Data to use:
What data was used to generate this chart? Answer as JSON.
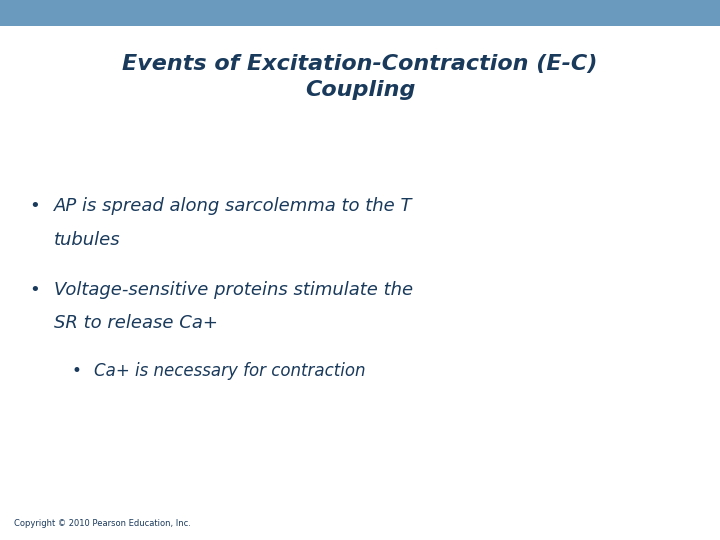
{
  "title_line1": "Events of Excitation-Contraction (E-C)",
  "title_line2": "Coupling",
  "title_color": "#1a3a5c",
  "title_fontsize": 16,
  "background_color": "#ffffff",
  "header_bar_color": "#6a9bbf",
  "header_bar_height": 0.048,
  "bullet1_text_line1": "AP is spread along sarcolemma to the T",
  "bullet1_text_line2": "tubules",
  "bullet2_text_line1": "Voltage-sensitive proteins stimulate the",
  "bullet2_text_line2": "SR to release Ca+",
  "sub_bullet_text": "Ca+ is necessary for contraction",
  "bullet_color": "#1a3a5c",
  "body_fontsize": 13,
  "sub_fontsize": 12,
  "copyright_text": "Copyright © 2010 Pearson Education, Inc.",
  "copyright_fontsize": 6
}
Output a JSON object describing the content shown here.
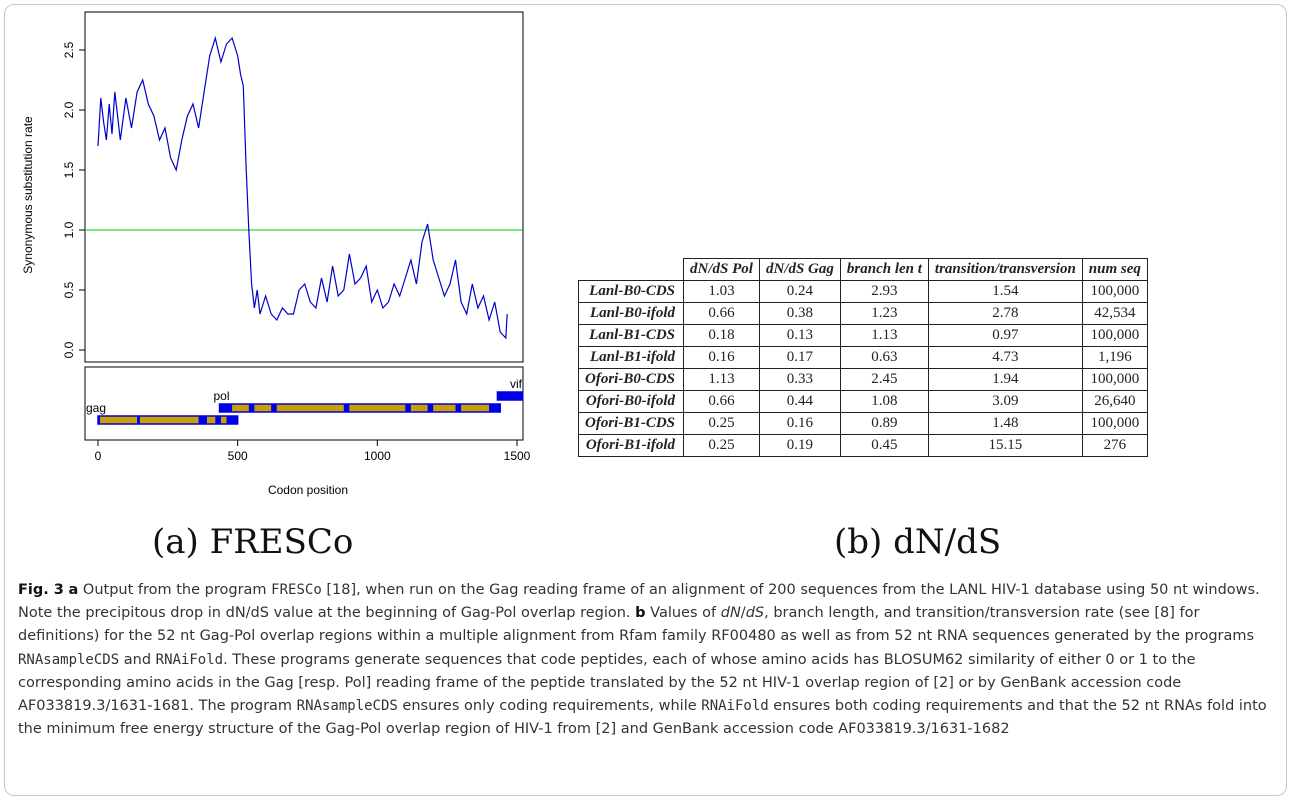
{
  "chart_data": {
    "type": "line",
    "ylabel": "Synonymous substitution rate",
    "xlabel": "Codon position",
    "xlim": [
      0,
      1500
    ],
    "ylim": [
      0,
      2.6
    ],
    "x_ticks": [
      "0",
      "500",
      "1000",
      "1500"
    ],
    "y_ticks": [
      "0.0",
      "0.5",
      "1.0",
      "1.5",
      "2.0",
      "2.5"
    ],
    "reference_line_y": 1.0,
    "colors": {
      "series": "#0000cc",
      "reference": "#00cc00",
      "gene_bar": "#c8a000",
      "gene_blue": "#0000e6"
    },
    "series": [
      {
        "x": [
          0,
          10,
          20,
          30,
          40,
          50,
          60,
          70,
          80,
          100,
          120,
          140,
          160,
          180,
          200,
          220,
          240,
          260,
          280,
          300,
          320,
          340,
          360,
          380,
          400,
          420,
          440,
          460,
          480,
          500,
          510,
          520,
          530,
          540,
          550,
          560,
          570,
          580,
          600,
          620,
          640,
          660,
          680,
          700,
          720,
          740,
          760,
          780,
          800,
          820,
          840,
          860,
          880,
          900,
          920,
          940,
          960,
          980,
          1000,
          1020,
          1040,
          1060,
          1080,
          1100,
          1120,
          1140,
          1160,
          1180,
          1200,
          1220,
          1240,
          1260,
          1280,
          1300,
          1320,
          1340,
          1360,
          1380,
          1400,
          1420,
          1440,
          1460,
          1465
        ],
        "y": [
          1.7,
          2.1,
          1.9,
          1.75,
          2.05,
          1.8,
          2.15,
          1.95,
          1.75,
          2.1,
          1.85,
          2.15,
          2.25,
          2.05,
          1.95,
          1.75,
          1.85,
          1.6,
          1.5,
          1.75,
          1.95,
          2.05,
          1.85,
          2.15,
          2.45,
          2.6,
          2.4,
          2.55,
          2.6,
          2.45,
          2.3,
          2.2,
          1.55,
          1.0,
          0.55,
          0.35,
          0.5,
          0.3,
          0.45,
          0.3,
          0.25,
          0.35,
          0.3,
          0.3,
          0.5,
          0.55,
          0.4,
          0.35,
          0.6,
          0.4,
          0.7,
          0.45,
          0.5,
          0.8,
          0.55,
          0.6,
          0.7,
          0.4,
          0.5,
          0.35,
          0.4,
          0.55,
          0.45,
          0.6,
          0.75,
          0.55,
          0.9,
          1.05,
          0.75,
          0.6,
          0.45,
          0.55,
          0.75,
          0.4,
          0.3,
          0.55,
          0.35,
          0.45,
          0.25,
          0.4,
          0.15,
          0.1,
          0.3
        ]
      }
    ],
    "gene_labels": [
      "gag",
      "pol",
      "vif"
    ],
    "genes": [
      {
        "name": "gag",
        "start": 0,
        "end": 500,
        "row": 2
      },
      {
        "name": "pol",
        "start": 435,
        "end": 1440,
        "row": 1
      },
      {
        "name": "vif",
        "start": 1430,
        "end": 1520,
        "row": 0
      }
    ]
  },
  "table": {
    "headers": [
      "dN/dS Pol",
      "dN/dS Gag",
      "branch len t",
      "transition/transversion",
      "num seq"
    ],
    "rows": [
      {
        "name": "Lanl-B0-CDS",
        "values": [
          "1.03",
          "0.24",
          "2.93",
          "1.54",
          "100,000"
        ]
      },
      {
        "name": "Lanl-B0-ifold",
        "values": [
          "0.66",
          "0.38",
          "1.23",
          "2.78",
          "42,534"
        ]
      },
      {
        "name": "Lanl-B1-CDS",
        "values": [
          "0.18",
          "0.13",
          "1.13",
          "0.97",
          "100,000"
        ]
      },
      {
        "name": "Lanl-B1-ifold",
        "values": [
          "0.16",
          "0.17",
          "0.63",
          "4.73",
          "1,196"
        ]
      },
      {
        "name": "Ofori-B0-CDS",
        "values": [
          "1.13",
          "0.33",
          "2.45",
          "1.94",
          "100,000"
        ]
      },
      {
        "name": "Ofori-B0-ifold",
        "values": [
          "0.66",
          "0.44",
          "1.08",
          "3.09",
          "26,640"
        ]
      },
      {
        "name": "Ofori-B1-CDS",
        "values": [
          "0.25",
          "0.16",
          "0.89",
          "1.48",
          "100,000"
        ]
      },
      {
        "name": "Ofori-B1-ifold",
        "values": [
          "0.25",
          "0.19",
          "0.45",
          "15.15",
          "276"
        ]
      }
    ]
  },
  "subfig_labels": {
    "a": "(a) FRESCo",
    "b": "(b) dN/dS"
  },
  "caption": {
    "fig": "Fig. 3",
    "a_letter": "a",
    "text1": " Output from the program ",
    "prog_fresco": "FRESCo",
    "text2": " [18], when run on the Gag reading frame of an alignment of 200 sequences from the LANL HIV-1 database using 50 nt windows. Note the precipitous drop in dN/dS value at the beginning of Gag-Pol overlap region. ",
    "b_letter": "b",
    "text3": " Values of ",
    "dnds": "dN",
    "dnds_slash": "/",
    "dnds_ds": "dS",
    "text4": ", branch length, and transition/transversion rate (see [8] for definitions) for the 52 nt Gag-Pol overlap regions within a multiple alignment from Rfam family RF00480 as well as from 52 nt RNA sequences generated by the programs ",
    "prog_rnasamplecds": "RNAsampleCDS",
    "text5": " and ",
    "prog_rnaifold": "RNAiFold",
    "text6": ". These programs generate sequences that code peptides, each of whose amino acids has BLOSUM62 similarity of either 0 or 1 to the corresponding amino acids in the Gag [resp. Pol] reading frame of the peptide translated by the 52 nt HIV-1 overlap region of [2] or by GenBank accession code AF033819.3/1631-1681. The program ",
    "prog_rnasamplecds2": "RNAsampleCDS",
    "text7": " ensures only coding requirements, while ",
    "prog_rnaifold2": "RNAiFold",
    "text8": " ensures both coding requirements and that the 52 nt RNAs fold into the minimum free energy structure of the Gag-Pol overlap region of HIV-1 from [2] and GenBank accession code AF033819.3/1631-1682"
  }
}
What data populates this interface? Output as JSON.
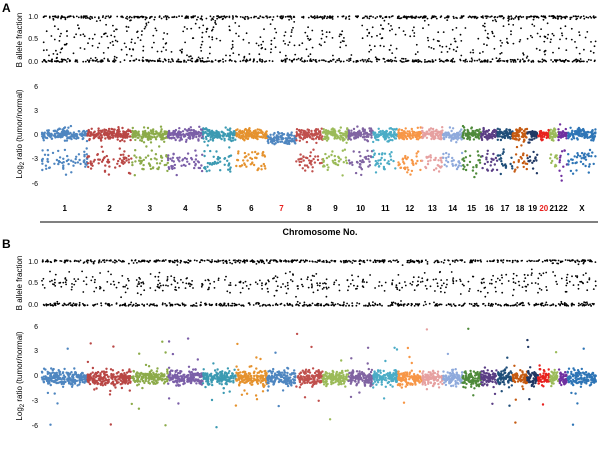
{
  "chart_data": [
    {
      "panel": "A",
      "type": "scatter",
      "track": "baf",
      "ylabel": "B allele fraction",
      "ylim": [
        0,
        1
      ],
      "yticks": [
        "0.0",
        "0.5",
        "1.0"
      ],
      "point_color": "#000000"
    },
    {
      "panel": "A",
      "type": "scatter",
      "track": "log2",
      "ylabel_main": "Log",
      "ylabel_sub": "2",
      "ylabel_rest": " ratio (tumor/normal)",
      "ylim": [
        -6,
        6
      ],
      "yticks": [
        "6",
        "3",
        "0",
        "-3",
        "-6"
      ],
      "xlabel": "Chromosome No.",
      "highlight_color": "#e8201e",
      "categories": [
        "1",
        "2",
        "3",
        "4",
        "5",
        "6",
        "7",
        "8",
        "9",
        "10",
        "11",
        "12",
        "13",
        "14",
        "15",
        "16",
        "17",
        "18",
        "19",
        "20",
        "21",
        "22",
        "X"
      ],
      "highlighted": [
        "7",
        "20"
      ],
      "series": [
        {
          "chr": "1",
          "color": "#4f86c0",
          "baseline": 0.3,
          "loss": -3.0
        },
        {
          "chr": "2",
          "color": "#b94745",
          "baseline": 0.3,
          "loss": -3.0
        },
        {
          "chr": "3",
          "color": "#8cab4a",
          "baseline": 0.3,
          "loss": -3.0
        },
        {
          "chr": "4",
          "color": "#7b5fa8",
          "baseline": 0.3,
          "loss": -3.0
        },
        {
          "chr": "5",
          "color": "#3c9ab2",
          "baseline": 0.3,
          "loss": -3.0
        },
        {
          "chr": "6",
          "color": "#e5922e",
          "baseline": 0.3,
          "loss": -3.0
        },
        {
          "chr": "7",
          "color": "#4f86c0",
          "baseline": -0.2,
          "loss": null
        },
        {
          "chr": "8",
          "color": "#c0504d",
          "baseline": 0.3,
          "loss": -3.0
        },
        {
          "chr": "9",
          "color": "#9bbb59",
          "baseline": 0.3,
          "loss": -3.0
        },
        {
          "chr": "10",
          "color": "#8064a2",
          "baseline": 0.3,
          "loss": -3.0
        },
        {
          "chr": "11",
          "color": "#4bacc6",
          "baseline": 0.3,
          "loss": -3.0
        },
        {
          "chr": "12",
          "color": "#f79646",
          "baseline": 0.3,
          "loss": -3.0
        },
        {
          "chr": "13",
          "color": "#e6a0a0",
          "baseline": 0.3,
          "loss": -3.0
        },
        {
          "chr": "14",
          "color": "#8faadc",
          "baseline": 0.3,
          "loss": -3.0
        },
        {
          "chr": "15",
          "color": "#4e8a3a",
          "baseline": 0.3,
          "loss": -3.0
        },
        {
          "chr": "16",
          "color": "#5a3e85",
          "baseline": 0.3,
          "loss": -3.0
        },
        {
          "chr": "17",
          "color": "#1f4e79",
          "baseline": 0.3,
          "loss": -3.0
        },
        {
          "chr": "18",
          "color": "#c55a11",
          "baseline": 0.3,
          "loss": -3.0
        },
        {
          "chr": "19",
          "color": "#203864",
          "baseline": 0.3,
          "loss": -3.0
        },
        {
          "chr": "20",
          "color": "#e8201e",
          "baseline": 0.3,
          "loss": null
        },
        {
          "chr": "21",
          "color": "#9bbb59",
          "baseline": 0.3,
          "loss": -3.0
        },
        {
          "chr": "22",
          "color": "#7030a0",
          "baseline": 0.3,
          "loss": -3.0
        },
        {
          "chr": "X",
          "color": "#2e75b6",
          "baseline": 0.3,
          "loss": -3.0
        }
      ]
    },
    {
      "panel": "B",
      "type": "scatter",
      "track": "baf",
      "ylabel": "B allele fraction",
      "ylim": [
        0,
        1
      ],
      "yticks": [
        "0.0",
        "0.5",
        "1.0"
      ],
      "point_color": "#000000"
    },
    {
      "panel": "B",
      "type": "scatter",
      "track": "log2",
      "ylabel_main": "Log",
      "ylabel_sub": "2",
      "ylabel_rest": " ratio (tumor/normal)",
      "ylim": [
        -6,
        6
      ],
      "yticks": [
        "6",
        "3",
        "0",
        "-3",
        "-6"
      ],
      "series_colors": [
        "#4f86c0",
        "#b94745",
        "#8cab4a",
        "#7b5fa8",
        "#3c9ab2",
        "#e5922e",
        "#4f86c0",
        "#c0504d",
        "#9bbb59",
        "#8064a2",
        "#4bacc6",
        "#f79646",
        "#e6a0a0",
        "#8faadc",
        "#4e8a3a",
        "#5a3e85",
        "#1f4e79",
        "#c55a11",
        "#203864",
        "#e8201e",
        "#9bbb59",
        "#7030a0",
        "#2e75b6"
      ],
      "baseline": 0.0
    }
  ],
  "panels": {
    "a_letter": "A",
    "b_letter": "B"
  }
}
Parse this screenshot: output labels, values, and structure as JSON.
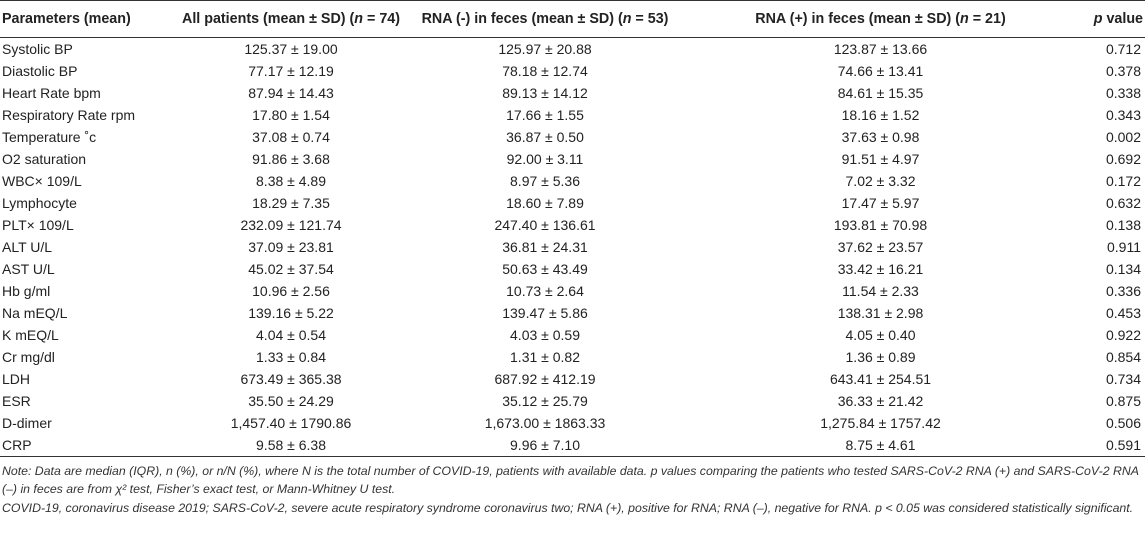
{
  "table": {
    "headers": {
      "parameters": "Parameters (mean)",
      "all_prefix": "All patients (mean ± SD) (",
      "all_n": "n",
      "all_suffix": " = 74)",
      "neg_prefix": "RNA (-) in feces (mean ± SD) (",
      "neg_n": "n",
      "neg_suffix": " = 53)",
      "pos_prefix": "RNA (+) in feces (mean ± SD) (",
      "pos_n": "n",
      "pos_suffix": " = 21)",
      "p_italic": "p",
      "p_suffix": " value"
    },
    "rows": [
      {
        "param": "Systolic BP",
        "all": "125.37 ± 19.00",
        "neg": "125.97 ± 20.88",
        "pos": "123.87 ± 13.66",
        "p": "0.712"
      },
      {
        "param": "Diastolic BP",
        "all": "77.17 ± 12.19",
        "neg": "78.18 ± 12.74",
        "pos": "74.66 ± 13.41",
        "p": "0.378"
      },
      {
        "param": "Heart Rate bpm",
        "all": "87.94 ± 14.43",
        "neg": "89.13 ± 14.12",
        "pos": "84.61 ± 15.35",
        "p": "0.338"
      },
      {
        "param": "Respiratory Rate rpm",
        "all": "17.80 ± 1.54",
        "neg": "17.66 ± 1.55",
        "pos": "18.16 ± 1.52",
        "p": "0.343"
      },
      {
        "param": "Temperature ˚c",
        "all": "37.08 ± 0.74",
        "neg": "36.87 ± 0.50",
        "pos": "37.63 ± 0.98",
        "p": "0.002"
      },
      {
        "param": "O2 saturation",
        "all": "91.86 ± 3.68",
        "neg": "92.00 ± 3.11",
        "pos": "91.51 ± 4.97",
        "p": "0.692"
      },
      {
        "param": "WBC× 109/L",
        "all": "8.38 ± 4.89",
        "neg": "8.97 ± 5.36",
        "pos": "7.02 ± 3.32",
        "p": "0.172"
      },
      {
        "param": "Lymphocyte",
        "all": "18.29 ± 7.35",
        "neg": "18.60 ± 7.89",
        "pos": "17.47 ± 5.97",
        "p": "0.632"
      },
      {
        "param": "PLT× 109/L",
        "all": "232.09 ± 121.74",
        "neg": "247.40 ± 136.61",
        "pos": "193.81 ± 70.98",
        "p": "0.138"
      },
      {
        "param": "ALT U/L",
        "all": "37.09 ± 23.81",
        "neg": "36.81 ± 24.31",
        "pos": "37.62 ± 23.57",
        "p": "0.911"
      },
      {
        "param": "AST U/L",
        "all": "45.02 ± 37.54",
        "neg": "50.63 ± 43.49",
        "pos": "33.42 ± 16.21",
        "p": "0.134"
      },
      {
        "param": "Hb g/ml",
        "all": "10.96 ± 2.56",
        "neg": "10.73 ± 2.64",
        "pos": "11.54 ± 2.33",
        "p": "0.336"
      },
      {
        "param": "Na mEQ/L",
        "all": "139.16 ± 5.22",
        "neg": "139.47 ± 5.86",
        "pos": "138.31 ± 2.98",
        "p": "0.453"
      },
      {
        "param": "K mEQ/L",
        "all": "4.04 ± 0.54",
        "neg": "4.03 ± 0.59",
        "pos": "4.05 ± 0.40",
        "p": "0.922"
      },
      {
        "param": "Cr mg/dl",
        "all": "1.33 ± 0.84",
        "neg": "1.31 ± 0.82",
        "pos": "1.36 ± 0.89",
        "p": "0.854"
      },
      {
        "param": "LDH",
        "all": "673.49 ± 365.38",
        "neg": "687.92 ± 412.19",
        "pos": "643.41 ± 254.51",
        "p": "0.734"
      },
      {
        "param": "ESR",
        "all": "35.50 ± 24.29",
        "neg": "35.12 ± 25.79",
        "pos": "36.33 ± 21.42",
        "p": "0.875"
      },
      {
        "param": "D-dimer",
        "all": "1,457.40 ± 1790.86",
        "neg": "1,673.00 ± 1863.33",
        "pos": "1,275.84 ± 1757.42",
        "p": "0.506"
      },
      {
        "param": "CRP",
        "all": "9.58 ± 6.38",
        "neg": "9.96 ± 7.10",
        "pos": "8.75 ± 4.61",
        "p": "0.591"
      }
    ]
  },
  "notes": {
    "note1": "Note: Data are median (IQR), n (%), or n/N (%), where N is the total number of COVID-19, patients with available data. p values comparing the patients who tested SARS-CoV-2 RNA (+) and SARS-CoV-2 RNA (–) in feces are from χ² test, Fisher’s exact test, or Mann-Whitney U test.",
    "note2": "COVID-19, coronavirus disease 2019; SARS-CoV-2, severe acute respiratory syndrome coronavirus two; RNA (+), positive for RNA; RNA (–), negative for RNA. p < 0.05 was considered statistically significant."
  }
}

Problem: Going through the data above, return each line with the word "transition".

Response to this exercise:
      "transition/transversion",
    "text4": ", branch length, and transition/transversion rate (see [8] for definitions) for the 52 nt Gag-Pol overlap regions within a multiple alignment from Rfam family RF00480 as well as from 52 nt RNA sequences generated by the programs ",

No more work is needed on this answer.